Extract:
"""

You may know Canada as the friendly neighbor, a vast land known for its beauty, and home to the world’s longest coastline. From its earliest days, Canada’s identity as an ocean nation has been built around an abundance of marine resources that helped sustain communities and people in the Atlantic, Pacific, and Arctic who endured harsh conditions and uncertain waters to build thriving ocean sectors such as fisheries, offshore energy, transportation, and others.

Today, these sectors and other emerging ones are thriving in new ways, leveraging advancing technologies across expanded areas of focus reflective of the world’s attention on the Blue Economy. The expansion of Canada’s ocean sectors, however, is not the story here. Rather, it’s the way in which this business is being done, the culture of collaboration that has helped drive progress, and the made-in-Canada innovation that is helping address some of the most urgent global challenges. The result is one that brings ocean health and wealth together as one, with accelerated growth, new market opportunities, and increased investment. Canada is now a country whose ocean incubators, accelerators, and innovation hubs are bursting at the seams. And there’s much more to come.

"""

Collected material:
"""

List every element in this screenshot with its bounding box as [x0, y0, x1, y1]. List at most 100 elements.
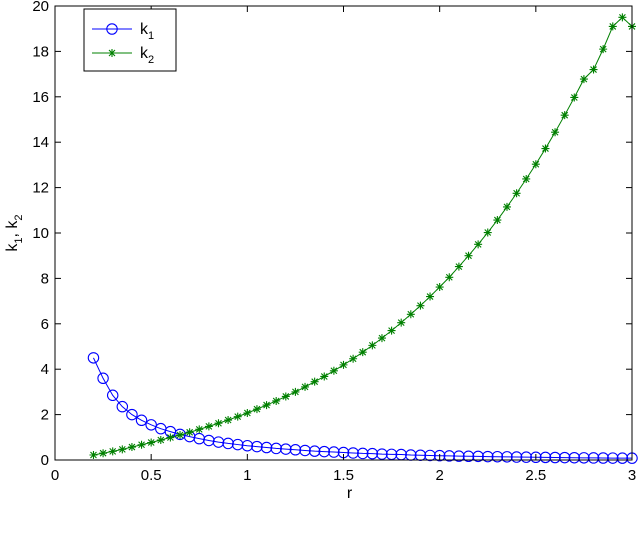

"""

Requirements: Condense the paragraph of the passage on Canada's ocean economy that begins "Today, these sectors" into a short bulleted list of its main points.

Completed task:
- Established and emerging ocean sectors are thriving in new ways. They use advancing technologies across expanded areas of focus that reflect global attention on the Blue Economy.
- The key story is not the sectors' expansion but how the business is done, through a culture of collaboration and made-in-Canada innovation that addresses urgent global challenges.
- This approach brings ocean health and wealth together, with accelerated growth, new market opportunities, and increased investment.
- Canada's ocean incubators, accelerators, and innovation hubs are bursting at the seams, and much more is to come.